• EXERCISE OBJECTIVE:
Every record should be repeated exactly, except that pictures are left out.

──────────

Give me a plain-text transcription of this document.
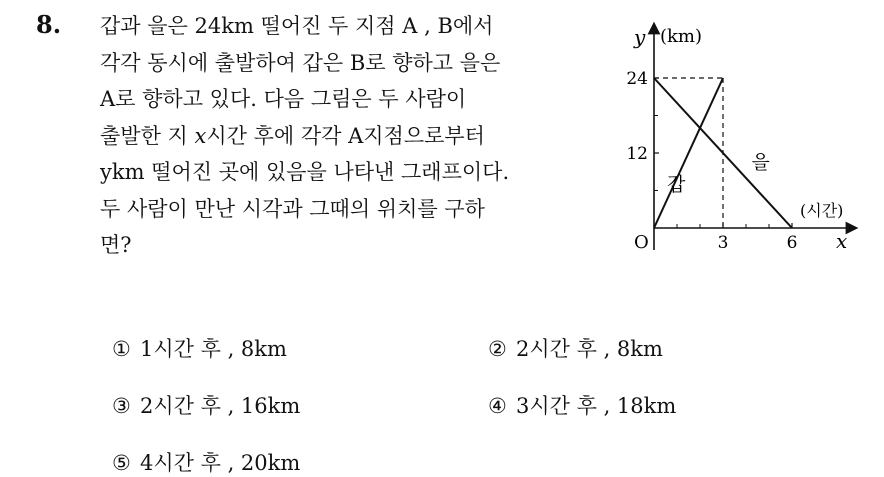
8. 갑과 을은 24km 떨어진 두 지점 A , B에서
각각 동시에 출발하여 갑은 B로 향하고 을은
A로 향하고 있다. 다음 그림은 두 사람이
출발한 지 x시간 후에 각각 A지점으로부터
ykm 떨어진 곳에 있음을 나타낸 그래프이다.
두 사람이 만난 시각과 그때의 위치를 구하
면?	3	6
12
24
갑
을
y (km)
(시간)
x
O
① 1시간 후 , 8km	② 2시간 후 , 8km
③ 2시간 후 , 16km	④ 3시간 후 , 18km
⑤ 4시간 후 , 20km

──────────

• IN RESPONSE:
Give me a plain-text transcription of this document.
8. 갑과 을은 24km 떨어진 두 지점 A , B에서
각각 동시에 출발하여 갑은 B로 향하고 을은
A로 향하고 있다. 다음 그림은 두 사람이
출발한 지 x시간 후에 각각 A지점으로부터
ykm 떨어진 곳에 있음을 나타낸 그래프이다.
두 사람이 만난 시각과 그때의 위치를 구하
면?	3	6
12
24
갑
을
y (km)
(시간)
x
O
① 1시간 후 , 8km	② 2시간 후 , 8km
③ 2시간 후 , 16km	④ 3시간 후 , 18km
⑤ 4시간 후 , 20km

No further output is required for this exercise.